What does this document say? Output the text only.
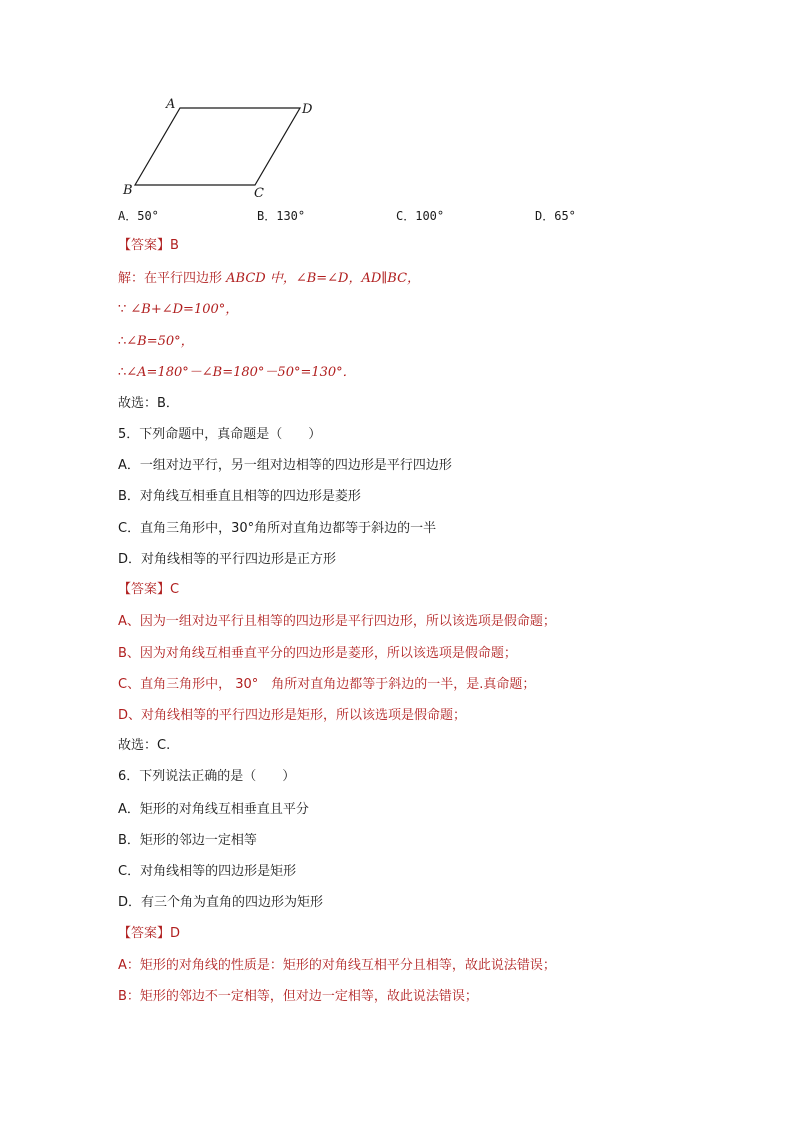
A	D
B	C
A．50°	B．130°	C．100°	D．65°
【答案】B
解：在平行四边形 ABCD 中，∠B=∠D，AD∥BC，
∵ ∠B+∠D=100°，
∴∠B=50°，
∴∠A=180°－∠B=180°－50°=130°．
故选：B．
5．下列命题中，真命题是（　　）
A．一组对边平行，另一组对边相等的四边形是平行四边形
B．对角线互相垂直且相等的四边形是菱形
C．直角三角形中，30°角所对直角边都等于斜边的一半
D．对角线相等的平行四边形是正方形
【答案】C
A、因为一组对边平行且相等的四边形是平行四边形，所以该选项是假命题；
B、因为对角线互相垂直平分的四边形是菱形，所以该选项是假命题；
C、直角三角形中， 30°　角所对直角边都等于斜边的一半，是.真命题；
D、对角线相等的平行四边形是矩形，所以该选项是假命题；
故选：C.
6．下列说法正确的是（　　）
A．矩形的对角线互相垂直且平分
B．矩形的邻边一定相等
C．对角线相等的四边形是矩形
D．有三个角为直角的四边形为矩形
【答案】D
A：矩形的对角线的性质是：矩形的对角线互相平分且相等，故此说法错误；
B：矩形的邻边不一定相等，但对边一定相等，故此说法错误；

Exercise details: Quote the data exactly, leaving every image out of the copy.

Final answer:
What does this document say? Output the text only.
A	D
B	C
A．50°	B．130°	C．100°	D．65°
【答案】B
解：在平行四边形 ABCD 中，∠B=∠D，AD∥BC，
∵ ∠B+∠D=100°，
∴∠B=50°，
∴∠A=180°－∠B=180°－50°=130°．
故选：B．
5．下列命题中，真命题是（　　）
A．一组对边平行，另一组对边相等的四边形是平行四边形
B．对角线互相垂直且相等的四边形是菱形
C．直角三角形中，30°角所对直角边都等于斜边的一半
D．对角线相等的平行四边形是正方形
【答案】C
A、因为一组对边平行且相等的四边形是平行四边形，所以该选项是假命题；
B、因为对角线互相垂直平分的四边形是菱形，所以该选项是假命题；
C、直角三角形中， 30°　角所对直角边都等于斜边的一半，是.真命题；
D、对角线相等的平行四边形是矩形，所以该选项是假命题；
故选：C.
6．下列说法正确的是（　　）
A．矩形的对角线互相垂直且平分
B．矩形的邻边一定相等
C．对角线相等的四边形是矩形
D．有三个角为直角的四边形为矩形
【答案】D
A：矩形的对角线的性质是：矩形的对角线互相平分且相等，故此说法错误；
B：矩形的邻边不一定相等，但对边一定相等，故此说法错误；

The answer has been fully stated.